_REQUEST_
From the listing below, pull each line that includes "JSON".

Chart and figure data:
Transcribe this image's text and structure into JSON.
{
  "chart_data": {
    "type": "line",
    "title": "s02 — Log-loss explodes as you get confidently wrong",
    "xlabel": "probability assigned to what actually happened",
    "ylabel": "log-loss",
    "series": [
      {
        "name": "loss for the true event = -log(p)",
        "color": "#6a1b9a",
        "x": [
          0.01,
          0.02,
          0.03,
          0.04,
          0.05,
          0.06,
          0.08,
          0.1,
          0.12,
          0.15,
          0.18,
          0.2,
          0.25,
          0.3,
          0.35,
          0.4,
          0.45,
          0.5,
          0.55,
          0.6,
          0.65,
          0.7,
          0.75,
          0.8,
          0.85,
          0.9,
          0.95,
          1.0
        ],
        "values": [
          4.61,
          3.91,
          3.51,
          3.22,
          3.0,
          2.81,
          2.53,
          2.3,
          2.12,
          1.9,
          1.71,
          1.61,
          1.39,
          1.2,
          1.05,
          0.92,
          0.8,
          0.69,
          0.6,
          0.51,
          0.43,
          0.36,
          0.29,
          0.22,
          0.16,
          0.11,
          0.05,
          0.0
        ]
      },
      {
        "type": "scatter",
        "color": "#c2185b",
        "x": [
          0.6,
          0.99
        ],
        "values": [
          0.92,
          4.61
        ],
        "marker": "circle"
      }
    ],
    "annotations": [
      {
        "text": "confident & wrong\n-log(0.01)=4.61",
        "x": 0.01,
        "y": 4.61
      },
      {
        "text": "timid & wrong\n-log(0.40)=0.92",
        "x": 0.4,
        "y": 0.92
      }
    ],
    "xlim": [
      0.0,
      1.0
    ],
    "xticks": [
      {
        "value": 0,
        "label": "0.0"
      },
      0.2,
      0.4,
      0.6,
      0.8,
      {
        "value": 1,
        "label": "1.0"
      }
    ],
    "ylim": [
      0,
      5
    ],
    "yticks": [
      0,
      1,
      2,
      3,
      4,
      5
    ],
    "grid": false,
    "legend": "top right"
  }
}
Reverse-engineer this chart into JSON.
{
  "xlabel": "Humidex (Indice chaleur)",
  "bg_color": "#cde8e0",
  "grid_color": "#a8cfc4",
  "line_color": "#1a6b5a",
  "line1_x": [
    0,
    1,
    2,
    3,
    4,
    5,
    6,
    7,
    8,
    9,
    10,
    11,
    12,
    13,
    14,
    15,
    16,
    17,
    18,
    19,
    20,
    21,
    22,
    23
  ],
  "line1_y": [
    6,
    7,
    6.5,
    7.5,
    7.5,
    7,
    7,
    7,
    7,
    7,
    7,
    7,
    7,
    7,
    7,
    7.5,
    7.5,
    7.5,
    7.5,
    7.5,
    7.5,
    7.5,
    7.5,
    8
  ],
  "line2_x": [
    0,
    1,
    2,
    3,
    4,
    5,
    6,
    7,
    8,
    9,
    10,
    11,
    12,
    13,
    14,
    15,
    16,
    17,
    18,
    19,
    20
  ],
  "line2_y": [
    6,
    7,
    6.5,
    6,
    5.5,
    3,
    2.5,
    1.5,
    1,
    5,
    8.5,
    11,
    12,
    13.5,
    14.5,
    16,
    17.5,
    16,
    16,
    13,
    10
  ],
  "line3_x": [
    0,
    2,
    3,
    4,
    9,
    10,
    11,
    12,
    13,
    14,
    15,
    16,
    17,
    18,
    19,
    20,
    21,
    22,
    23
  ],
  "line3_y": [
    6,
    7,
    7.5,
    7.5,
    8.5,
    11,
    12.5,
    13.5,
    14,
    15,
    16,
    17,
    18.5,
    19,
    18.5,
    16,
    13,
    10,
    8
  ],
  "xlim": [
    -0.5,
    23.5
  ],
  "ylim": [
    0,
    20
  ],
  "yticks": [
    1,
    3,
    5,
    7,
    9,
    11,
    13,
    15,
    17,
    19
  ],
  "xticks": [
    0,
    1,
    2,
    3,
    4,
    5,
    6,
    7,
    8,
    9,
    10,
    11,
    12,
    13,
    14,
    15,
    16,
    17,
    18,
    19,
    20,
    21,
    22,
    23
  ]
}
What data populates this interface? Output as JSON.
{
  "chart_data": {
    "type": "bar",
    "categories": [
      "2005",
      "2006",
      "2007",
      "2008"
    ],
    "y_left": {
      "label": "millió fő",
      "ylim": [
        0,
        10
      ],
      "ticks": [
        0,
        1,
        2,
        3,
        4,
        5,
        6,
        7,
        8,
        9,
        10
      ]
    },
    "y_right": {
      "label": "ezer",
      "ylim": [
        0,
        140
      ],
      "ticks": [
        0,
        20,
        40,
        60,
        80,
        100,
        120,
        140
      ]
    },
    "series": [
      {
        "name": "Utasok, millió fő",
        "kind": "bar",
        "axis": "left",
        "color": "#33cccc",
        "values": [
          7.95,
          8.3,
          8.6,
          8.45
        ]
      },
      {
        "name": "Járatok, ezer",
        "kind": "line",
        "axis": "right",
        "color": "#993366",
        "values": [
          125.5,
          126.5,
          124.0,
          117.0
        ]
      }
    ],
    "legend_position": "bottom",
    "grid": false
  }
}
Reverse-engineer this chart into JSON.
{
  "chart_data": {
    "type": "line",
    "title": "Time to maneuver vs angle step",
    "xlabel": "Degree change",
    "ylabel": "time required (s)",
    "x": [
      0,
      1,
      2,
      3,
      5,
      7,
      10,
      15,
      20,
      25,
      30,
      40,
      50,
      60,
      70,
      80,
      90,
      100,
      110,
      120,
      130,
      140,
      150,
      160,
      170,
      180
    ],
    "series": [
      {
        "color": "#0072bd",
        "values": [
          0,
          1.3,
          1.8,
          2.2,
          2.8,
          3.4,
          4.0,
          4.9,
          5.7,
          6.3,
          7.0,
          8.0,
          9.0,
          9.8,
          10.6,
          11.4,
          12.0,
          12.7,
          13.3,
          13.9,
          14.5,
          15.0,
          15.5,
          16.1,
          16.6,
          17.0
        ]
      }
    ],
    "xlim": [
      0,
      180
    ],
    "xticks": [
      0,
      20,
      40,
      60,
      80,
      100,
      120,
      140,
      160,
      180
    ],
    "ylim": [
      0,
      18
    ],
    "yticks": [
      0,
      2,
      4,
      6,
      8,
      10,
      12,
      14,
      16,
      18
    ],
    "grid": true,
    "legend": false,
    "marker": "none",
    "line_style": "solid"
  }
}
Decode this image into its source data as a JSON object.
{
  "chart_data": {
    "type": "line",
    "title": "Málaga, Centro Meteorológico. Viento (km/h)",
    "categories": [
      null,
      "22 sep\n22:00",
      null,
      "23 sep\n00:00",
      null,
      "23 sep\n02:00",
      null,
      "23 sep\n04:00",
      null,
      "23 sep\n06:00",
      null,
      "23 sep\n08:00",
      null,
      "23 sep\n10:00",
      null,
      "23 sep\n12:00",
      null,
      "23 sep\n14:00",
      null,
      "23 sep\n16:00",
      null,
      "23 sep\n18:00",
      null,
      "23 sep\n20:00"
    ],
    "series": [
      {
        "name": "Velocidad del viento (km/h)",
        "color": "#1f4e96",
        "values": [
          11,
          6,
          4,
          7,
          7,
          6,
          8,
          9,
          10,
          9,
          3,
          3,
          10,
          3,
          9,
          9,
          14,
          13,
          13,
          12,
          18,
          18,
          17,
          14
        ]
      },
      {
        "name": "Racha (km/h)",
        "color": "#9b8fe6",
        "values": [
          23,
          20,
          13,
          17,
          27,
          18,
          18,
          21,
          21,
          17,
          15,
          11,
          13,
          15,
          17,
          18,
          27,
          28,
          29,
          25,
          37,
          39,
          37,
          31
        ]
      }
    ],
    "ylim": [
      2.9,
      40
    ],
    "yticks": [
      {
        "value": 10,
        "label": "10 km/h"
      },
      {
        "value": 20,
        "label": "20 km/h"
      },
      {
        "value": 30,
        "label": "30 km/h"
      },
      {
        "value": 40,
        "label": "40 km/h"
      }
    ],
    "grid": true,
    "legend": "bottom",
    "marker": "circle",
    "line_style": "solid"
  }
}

_COMPLETE RESPONSE_
Transcribe this image's text and structure into JSON.
Reverse-engineer this chart into JSON.
What data populates this interface? Output as JSON.
Reverse-engineer this chart into JSON.
Decode this image into its source data as a JSON object.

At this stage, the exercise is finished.